Goal: Repeat every line exactly, keeping the pictures out of the copy.

Data for the task:
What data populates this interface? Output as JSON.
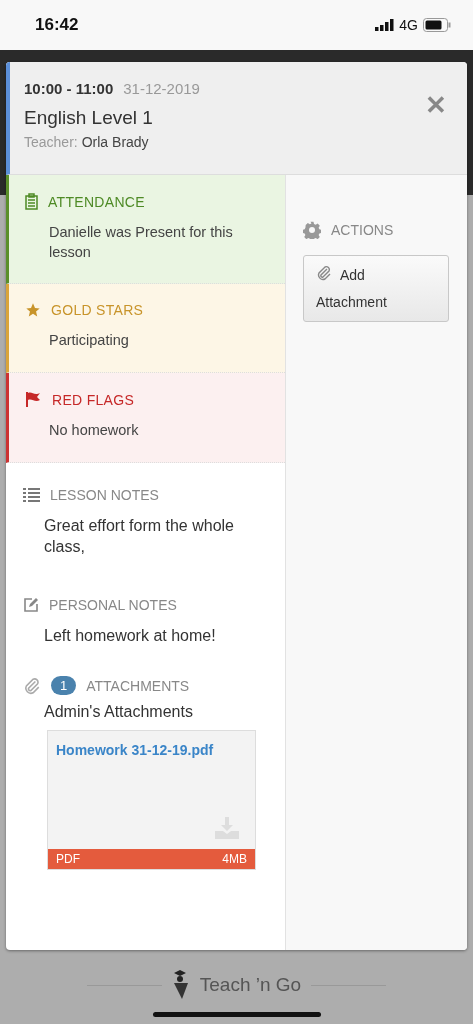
{
  "status_bar": {
    "time": "16:42",
    "network": "4G"
  },
  "lesson": {
    "time": "10:00 - 11:00",
    "date": "31-12-2019",
    "title": "English Level 1",
    "teacher_label": "Teacher:",
    "teacher": "Orla Brady",
    "close": "✕"
  },
  "records": [
    {
      "kind": "attendance",
      "title": "ATTENDANCE",
      "text": "Danielle was Present for this lesson"
    },
    {
      "kind": "gold",
      "title": "GOLD STARS",
      "text": "Participating"
    },
    {
      "kind": "red",
      "title": "RED FLAGS",
      "text": "No homework"
    }
  ],
  "notes": [
    {
      "kind": "lesson",
      "title": "LESSON NOTES",
      "text": "Great effort form the whole class,"
    },
    {
      "kind": "personal",
      "title": "PERSONAL NOTES",
      "text": "Left homework at home!"
    }
  ],
  "attachments": {
    "count": "1",
    "title": "ATTACHMENTS",
    "group": "Admin's Attachments",
    "files": [
      {
        "name": "Homework 31-12-19.pdf",
        "type": "PDF",
        "size": "4MB"
      }
    ]
  },
  "actions": {
    "title": "ACTIONS",
    "buttons": [
      "Add Attachment"
    ]
  },
  "footer": {
    "brand": "Teach ’n Go"
  }
}
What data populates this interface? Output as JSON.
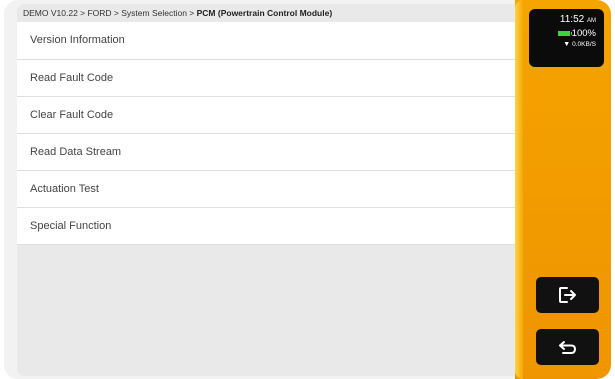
{
  "breadcrumb": {
    "path": "DEMO V10.22 > FORD > System Selection > ",
    "current": "PCM (Powertrain Control Module)"
  },
  "menu": {
    "items": [
      {
        "label": "Version Information"
      },
      {
        "label": "Read Fault Code"
      },
      {
        "label": "Clear Fault Code"
      },
      {
        "label": "Read Data Stream"
      },
      {
        "label": "Actuation Test"
      },
      {
        "label": "Special Function"
      }
    ]
  },
  "status": {
    "time": "11:52",
    "ampm": "AM",
    "battery": "100%",
    "network_speed": "0.0KB/S"
  },
  "sidebar": {
    "exit_icon": "exit-icon",
    "back_icon": "back-icon"
  },
  "colors": {
    "sidebar_orange": "#f39c00",
    "battery_green": "#3ed33e"
  }
}
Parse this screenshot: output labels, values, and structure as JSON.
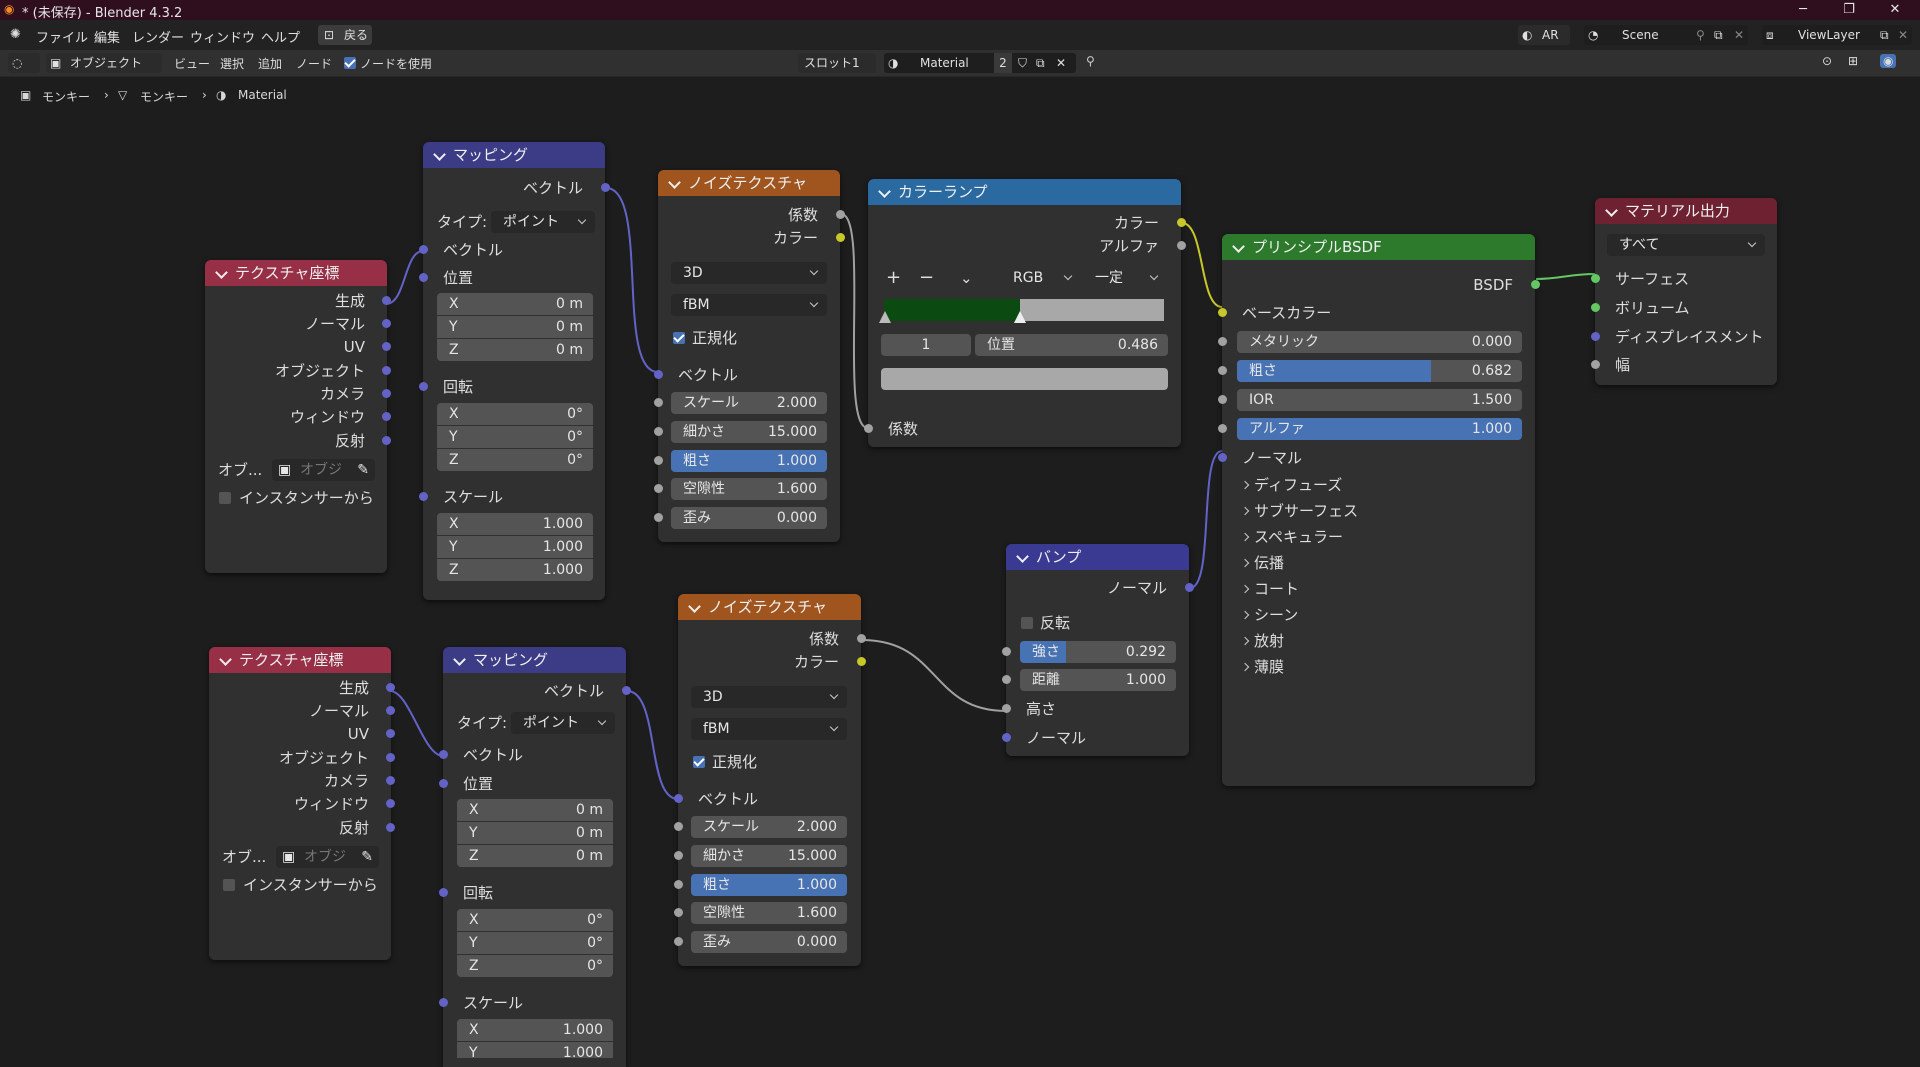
{
  "window": {
    "title": "* (未保存) - Blender 4.3.2",
    "controls": [
      "─",
      "❐",
      "✕"
    ]
  },
  "menubar": {
    "items": [
      "ファイル",
      "編集",
      "レンダー",
      "ウィンドウ",
      "ヘルプ"
    ],
    "back_label": "戻る",
    "ar_label": "AR",
    "scene_name": "Scene",
    "viewlayer_name": "ViewLayer"
  },
  "header": {
    "mode": "オブジェクト",
    "menus": [
      "ビュー",
      "選択",
      "追加",
      "ノード"
    ],
    "use_nodes_label": "ノードを使用",
    "use_nodes_checked": true,
    "slot": "スロット1",
    "material_name": "Material",
    "user_count": "2"
  },
  "breadcrumb": [
    "モンキー",
    "モンキー",
    "Material"
  ],
  "nodes": {
    "texcoord1": {
      "title": "テクスチャ座標",
      "outputs": [
        "生成",
        "ノーマル",
        "UV",
        "オブジェクト",
        "カメラ",
        "ウィンドウ",
        "反射"
      ],
      "object_label": "オブ...",
      "object_placeholder": "オブジ",
      "from_instancer": "インスタンサーから"
    },
    "mapping1": {
      "title": "マッピング",
      "output": "ベクトル",
      "type_label": "タイプ:",
      "type_value": "ポイント",
      "vector_in": "ベクトル",
      "location": "位置",
      "loc": [
        {
          "k": "X",
          "v": "0 m"
        },
        {
          "k": "Y",
          "v": "0 m"
        },
        {
          "k": "Z",
          "v": "0 m"
        }
      ],
      "rotation": "回転",
      "rot": [
        {
          "k": "X",
          "v": "0°"
        },
        {
          "k": "Y",
          "v": "0°"
        },
        {
          "k": "Z",
          "v": "0°"
        }
      ],
      "scale": "スケール",
      "scl": [
        {
          "k": "X",
          "v": "1.000"
        },
        {
          "k": "Y",
          "v": "1.000"
        },
        {
          "k": "Z",
          "v": "1.000"
        }
      ]
    },
    "noise1": {
      "title": "ノイズテクスチャ",
      "out_fac": "係数",
      "out_color": "カラー",
      "dim": "3D",
      "type": "fBM",
      "normalize": "正規化",
      "vector": "ベクトル",
      "fields": [
        {
          "k": "スケール",
          "v": "2.000"
        },
        {
          "k": "細かさ",
          "v": "15.000"
        },
        {
          "k": "粗さ",
          "v": "1.000"
        },
        {
          "k": "空隙性",
          "v": "1.600"
        },
        {
          "k": "歪み",
          "v": "0.000"
        }
      ],
      "roughness_value": 1.0
    },
    "ramp": {
      "title": "カラーランプ",
      "out_color": "カラー",
      "out_alpha": "アルファ",
      "plus": "+",
      "minus": "−",
      "mode": "RGB",
      "interp": "一定",
      "stop_index": "1",
      "pos_label": "位置",
      "pos_value": "0.486",
      "in_fac": "係数",
      "stop_color_left": "#0b4a10",
      "stop_color_right": "#a8a8a8",
      "position": 0.486
    },
    "bsdf": {
      "title": "プリンシプルBSDF",
      "output": "BSDF",
      "base_color": "ベースカラー",
      "fields": [
        {
          "k": "メタリック",
          "v": "0.000"
        },
        {
          "k": "粗さ",
          "v": "0.682"
        },
        {
          "k": "IOR",
          "v": "1.500"
        },
        {
          "k": "アルファ",
          "v": "1.000"
        }
      ],
      "roughness_value": 0.682,
      "alpha_value": 1.0,
      "normal": "ノーマル",
      "panels": [
        "ディフューズ",
        "サブサーフェス",
        "スペキュラー",
        "伝播",
        "コート",
        "シーン",
        "放射",
        "薄膜"
      ]
    },
    "output": {
      "title": "マテリアル出力",
      "target": "すべて",
      "inputs": [
        "サーフェス",
        "ボリューム",
        "ディスプレイスメント",
        "幅"
      ]
    },
    "bump": {
      "title": "バンプ",
      "output": "ノーマル",
      "invert": "反転",
      "fields": [
        {
          "k": "強さ",
          "v": "0.292"
        },
        {
          "k": "距離",
          "v": "1.000"
        }
      ],
      "strength_value": 0.292,
      "height": "高さ",
      "normal_in": "ノーマル"
    },
    "texcoord2": {
      "title": "テクスチャ座標",
      "outputs": [
        "生成",
        "ノーマル",
        "UV",
        "オブジェクト",
        "カメラ",
        "ウィンドウ",
        "反射"
      ],
      "object_label": "オブ...",
      "object_placeholder": "オブジ",
      "from_instancer": "インスタンサーから"
    },
    "mapping2": {
      "title": "マッピング",
      "output": "ベクトル",
      "type_label": "タイプ:",
      "type_value": "ポイント",
      "vector_in": "ベクトル",
      "location": "位置",
      "loc": [
        {
          "k": "X",
          "v": "0 m"
        },
        {
          "k": "Y",
          "v": "0 m"
        },
        {
          "k": "Z",
          "v": "0 m"
        }
      ],
      "rotation": "回転",
      "rot": [
        {
          "k": "X",
          "v": "0°"
        },
        {
          "k": "Y",
          "v": "0°"
        },
        {
          "k": "Z",
          "v": "0°"
        }
      ],
      "scale": "スケール",
      "scl": [
        {
          "k": "X",
          "v": "1.000"
        },
        {
          "k": "Y",
          "v": "1.000"
        }
      ]
    },
    "noise2": {
      "title": "ノイズテクスチャ",
      "out_fac": "係数",
      "out_color": "カラー",
      "dim": "3D",
      "type": "fBM",
      "normalize": "正規化",
      "vector": "ベクトル",
      "fields": [
        {
          "k": "スケール",
          "v": "2.000"
        },
        {
          "k": "細かさ",
          "v": "15.000"
        },
        {
          "k": "粗さ",
          "v": "1.000"
        },
        {
          "k": "空隙性",
          "v": "1.600"
        },
        {
          "k": "歪み",
          "v": "0.000"
        }
      ],
      "roughness_value": 1.0
    }
  }
}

Task answer:
What data populates this interface? Output as JSON.
{
  "status_bar": {
    "time": "16:42",
    "network": "4G"
  },
  "lesson": {
    "time": "10:00 - 11:00",
    "date": "31-12-2019",
    "title": "English Level 1",
    "teacher_label": "Teacher:",
    "teacher": "Orla Brady",
    "close": "✕"
  },
  "records": [
    {
      "kind": "attendance",
      "title": "ATTENDANCE",
      "text": "Danielle was Present for this lesson"
    },
    {
      "kind": "gold",
      "title": "GOLD STARS",
      "text": "Participating"
    },
    {
      "kind": "red",
      "title": "RED FLAGS",
      "text": "No homework"
    }
  ],
  "notes": [
    {
      "kind": "lesson",
      "title": "LESSON NOTES",
      "text": "Great effort form the whole class,"
    },
    {
      "kind": "personal",
      "title": "PERSONAL NOTES",
      "text": "Left homework at home!"
    }
  ],
  "attachments": {
    "count": "1",
    "title": "ATTACHMENTS",
    "group": "Admin's Attachments",
    "files": [
      {
        "name": "Homework 31-12-19.pdf",
        "type": "PDF",
        "size": "4MB"
      }
    ]
  },
  "actions": {
    "title": "ACTIONS",
    "buttons": [
      "Add Attachment"
    ]
  },
  "footer": {
    "brand": "Teach ’n Go"
  }
}
What data populates this interface? Output as JSON.
{
  "breadcrumb": {
    "path": "DEMO V10.22 > FORD > System Selection > ",
    "current": "PCM (Powertrain Control Module)"
  },
  "menu": {
    "items": [
      {
        "label": "Version Information"
      },
      {
        "label": "Read Fault Code"
      },
      {
        "label": "Clear Fault Code"
      },
      {
        "label": "Read Data Stream"
      },
      {
        "label": "Actuation Test"
      },
      {
        "label": "Special Function"
      }
    ]
  },
  "status": {
    "time": "11:52",
    "ampm": "AM",
    "battery": "100%",
    "network_speed": "0.0KB/S"
  },
  "sidebar": {
    "exit_icon": "exit-icon",
    "back_icon": "back-icon"
  },
  "colors": {
    "sidebar_orange": "#f39c00",
    "battery_green": "#3ed33e"
  }
}
Parse this screenshot: output labels, values, and structure as JSON.
{
  "window": {
    "title": "* (未保存) - Blender 4.3.2",
    "controls": [
      "─",
      "❐",
      "✕"
    ]
  },
  "menubar": {
    "items": [
      "ファイル",
      "編集",
      "レンダー",
      "ウィンドウ",
      "ヘルプ"
    ],
    "back_label": "戻る",
    "ar_label": "AR",
    "scene_name": "Scene",
    "viewlayer_name": "ViewLayer"
  },
  "header": {
    "mode": "オブジェクト",
    "menus": [
      "ビュー",
      "選択",
      "追加",
      "ノード"
    ],
    "use_nodes_label": "ノードを使用",
    "use_nodes_checked": true,
    "slot": "スロット1",
    "material_name": "Material",
    "user_count": "2"
  },
  "breadcrumb": [
    "モンキー",
    "モンキー",
    "Material"
  ],
  "nodes": {
    "texcoord1": {
      "title": "テクスチャ座標",
      "outputs": [
        "生成",
        "ノーマル",
        "UV",
        "オブジェクト",
        "カメラ",
        "ウィンドウ",
        "反射"
      ],
      "object_label": "オブ...",
      "object_placeholder": "オブジ",
      "from_instancer": "インスタンサーから"
    },
    "mapping1": {
      "title": "マッピング",
      "output": "ベクトル",
      "type_label": "タイプ:",
      "type_value": "ポイント",
      "vector_in": "ベクトル",
      "location": "位置",
      "loc": [
        {
          "k": "X",
          "v": "0 m"
        },
        {
          "k": "Y",
          "v": "0 m"
        },
        {
          "k": "Z",
          "v": "0 m"
        }
      ],
      "rotation": "回転",
      "rot": [
        {
          "k": "X",
          "v": "0°"
        },
        {
          "k": "Y",
          "v": "0°"
        },
        {
          "k": "Z",
          "v": "0°"
        }
      ],
      "scale": "スケール",
      "scl": [
        {
          "k": "X",
          "v": "1.000"
        },
        {
          "k": "Y",
          "v": "1.000"
        },
        {
          "k": "Z",
          "v": "1.000"
        }
      ]
    },
    "noise1": {
      "title": "ノイズテクスチャ",
      "out_fac": "係数",
      "out_color": "カラー",
      "dim": "3D",
      "type": "fBM",
      "normalize": "正規化",
      "vector": "ベクトル",
      "fields": [
        {
          "k": "スケール",
          "v": "2.000"
        },
        {
          "k": "細かさ",
          "v": "15.000"
        },
        {
          "k": "粗さ",
          "v": "1.000"
        },
        {
          "k": "空隙性",
          "v": "1.600"
        },
        {
          "k": "歪み",
          "v": "0.000"
        }
      ],
      "roughness_value": 1.0
    },
    "ramp": {
      "title": "カラーランプ",
      "out_color": "カラー",
      "out_alpha": "アルファ",
      "plus": "+",
      "minus": "−",
      "mode": "RGB",
      "interp": "一定",
      "stop_index": "1",
      "pos_label": "位置",
      "pos_value": "0.486",
      "in_fac": "係数",
      "stop_color_left": "#0b4a10",
      "stop_color_right": "#a8a8a8",
      "position": 0.486
    },
    "bsdf": {
      "title": "プリンシプルBSDF",
      "output": "BSDF",
      "base_color": "ベースカラー",
      "fields": [
        {
          "k": "メタリック",
          "v": "0.000"
        },
        {
          "k": "粗さ",
          "v": "0.682"
        },
        {
          "k": "IOR",
          "v": "1.500"
        },
        {
          "k": "アルファ",
          "v": "1.000"
        }
      ],
      "roughness_value": 0.682,
      "alpha_value": 1.0,
      "normal": "ノーマル",
      "panels": [
        "ディフューズ",
        "サブサーフェス",
        "スペキュラー",
        "伝播",
        "コート",
        "シーン",
        "放射",
        "薄膜"
      ]
    },
    "output": {
      "title": "マテリアル出力",
      "target": "すべて",
      "inputs": [
        "サーフェス",
        "ボリューム",
        "ディスプレイスメント",
        "幅"
      ]
    },
    "bump": {
      "title": "バンプ",
      "output": "ノーマル",
      "invert": "反転",
      "fields": [
        {
          "k": "強さ",
          "v": "0.292"
        },
        {
          "k": "距離",
          "v": "1.000"
        }
      ],
      "strength_value": 0.292,
      "height": "高さ",
      "normal_in": "ノーマル"
    },
    "texcoord2": {
      "title": "テクスチャ座標",
      "outputs": [
        "生成",
        "ノーマル",
        "UV",
        "オブジェクト",
        "カメラ",
        "ウィンドウ",
        "反射"
      ],
      "object_label": "オブ...",
      "object_placeholder": "オブジ",
      "from_instancer": "インスタンサーから"
    },
    "mapping2": {
      "title": "マッピング",
      "output": "ベクトル",
      "type_label": "タイプ:",
      "type_value": "ポイント",
      "vector_in": "ベクトル",
      "location": "位置",
      "loc": [
        {
          "k": "X",
          "v": "0 m"
        },
        {
          "k": "Y",
          "v": "0 m"
        },
        {
          "k": "Z",
          "v": "0 m"
        }
      ],
      "rotation": "回転",
      "rot": [
        {
          "k": "X",
          "v": "0°"
        },
        {
          "k": "Y",
          "v": "0°"
        },
        {
          "k": "Z",
          "v": "0°"
        }
      ],
      "scale": "スケール",
      "scl": [
        {
          "k": "X",
          "v": "1.000"
        },
        {
          "k": "Y",
          "v": "1.000"
        }
      ]
    },
    "noise2": {
      "title": "ノイズテクスチャ",
      "out_fac": "係数",
      "out_color": "カラー",
      "dim": "3D",
      "type": "fBM",
      "normalize": "正規化",
      "vector": "ベクトル",
      "fields": [
        {
          "k": "スケール",
          "v": "2.000"
        },
        {
          "k": "細かさ",
          "v": "15.000"
        },
        {
          "k": "粗さ",
          "v": "1.000"
        },
        {
          "k": "空隙性",
          "v": "1.600"
        },
        {
          "k": "歪み",
          "v": "0.000"
        }
      ],
      "roughness_value": 1.0
    }
  }
}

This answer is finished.